Identify the lines bearing the string "분기보고서" and gather them.

* Begin Dataset records *

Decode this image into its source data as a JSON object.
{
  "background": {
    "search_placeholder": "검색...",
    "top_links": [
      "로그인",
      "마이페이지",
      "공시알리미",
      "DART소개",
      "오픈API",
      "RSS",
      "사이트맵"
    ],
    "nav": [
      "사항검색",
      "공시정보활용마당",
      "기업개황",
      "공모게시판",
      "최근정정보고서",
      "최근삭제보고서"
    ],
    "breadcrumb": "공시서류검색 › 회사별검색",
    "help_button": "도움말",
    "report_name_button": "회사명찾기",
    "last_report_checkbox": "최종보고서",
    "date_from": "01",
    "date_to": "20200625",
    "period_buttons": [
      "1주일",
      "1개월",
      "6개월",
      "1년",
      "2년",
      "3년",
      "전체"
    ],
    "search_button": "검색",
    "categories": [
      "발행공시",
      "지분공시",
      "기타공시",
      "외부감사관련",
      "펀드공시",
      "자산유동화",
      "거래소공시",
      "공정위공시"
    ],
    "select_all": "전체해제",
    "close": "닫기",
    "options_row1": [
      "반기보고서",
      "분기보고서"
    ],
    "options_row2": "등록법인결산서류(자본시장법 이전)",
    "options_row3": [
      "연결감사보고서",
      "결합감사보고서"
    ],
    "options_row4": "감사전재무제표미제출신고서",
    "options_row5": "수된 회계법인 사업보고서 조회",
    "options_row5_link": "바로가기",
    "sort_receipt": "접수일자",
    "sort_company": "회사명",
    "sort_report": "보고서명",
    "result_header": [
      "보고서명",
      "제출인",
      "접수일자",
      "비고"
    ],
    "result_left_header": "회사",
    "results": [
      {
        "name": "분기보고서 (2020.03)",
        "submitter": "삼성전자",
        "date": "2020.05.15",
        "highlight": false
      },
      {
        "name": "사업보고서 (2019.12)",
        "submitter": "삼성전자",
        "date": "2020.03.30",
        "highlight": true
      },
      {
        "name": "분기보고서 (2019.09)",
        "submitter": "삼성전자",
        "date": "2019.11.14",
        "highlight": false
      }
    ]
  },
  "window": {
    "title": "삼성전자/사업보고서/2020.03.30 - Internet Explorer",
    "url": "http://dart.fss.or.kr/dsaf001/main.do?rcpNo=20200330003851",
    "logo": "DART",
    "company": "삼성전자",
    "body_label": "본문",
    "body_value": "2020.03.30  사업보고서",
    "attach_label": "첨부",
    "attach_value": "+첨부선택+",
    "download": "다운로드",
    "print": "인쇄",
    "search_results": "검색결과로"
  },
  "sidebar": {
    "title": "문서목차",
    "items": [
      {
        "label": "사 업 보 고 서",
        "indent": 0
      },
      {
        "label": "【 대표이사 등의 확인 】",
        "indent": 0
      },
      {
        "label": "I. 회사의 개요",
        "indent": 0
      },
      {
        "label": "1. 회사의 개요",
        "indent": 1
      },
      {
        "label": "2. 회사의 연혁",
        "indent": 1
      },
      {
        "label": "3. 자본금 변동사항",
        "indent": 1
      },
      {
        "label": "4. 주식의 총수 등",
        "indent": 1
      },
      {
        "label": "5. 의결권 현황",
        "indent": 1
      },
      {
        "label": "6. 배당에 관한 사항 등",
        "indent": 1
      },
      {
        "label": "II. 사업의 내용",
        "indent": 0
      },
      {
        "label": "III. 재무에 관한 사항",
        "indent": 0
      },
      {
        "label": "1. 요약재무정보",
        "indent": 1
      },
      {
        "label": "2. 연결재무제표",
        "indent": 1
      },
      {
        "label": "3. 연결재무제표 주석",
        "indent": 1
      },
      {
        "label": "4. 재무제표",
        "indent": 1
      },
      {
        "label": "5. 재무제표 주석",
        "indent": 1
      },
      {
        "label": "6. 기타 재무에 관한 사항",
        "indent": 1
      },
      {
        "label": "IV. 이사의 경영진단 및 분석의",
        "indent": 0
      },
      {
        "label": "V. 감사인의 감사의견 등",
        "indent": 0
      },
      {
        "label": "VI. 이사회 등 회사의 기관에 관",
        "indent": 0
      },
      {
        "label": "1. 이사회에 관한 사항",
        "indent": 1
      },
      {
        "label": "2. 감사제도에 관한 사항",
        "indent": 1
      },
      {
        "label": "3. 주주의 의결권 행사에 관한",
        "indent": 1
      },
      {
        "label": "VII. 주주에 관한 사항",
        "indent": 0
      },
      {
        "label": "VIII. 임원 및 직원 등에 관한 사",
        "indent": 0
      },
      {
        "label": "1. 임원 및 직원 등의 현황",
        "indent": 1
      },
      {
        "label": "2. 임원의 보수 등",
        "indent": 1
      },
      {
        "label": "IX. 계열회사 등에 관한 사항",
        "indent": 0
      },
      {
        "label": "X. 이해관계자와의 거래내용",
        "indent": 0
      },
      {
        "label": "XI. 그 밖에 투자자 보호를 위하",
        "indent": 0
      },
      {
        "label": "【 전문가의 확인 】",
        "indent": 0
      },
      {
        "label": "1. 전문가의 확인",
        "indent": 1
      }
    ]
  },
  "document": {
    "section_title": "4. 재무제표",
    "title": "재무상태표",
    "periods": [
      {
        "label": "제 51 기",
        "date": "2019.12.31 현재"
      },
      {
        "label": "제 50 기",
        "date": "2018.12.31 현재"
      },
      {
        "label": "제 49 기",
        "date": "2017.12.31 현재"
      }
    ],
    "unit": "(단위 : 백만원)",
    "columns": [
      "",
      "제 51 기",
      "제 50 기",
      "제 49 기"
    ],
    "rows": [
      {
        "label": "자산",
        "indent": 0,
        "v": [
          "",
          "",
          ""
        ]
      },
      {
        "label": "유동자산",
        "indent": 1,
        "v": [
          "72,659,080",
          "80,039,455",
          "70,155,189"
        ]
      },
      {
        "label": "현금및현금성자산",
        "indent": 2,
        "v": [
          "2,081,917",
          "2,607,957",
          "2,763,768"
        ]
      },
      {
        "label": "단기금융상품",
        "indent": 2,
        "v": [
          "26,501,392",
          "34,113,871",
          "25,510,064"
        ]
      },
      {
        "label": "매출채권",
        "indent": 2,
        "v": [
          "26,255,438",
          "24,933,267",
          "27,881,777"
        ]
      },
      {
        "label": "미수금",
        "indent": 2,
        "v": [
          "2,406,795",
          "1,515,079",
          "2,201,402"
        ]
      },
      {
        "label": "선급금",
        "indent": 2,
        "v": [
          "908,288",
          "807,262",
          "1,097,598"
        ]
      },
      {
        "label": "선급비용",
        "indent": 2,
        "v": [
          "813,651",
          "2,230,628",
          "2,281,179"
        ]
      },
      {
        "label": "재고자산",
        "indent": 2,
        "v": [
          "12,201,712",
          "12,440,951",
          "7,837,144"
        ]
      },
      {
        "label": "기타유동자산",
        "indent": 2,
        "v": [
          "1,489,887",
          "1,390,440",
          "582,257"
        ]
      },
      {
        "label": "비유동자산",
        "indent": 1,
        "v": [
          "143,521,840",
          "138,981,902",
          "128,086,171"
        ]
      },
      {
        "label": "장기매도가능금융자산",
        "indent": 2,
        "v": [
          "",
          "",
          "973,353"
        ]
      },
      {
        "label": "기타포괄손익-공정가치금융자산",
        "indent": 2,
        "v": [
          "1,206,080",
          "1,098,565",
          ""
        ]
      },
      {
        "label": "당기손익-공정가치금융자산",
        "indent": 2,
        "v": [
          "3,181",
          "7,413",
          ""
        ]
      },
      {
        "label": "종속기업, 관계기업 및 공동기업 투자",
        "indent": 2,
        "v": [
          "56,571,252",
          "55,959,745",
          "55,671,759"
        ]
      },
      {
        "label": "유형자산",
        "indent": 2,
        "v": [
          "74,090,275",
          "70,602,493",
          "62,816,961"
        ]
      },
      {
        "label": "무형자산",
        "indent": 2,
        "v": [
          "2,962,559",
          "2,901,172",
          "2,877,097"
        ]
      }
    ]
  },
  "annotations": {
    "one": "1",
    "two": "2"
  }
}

* End Dataset records *

◆ Answer to this problem
      "분기보고서"
        "name": "분기보고서 (2020.03)",
        "name": "분기보고서 (2019.09)",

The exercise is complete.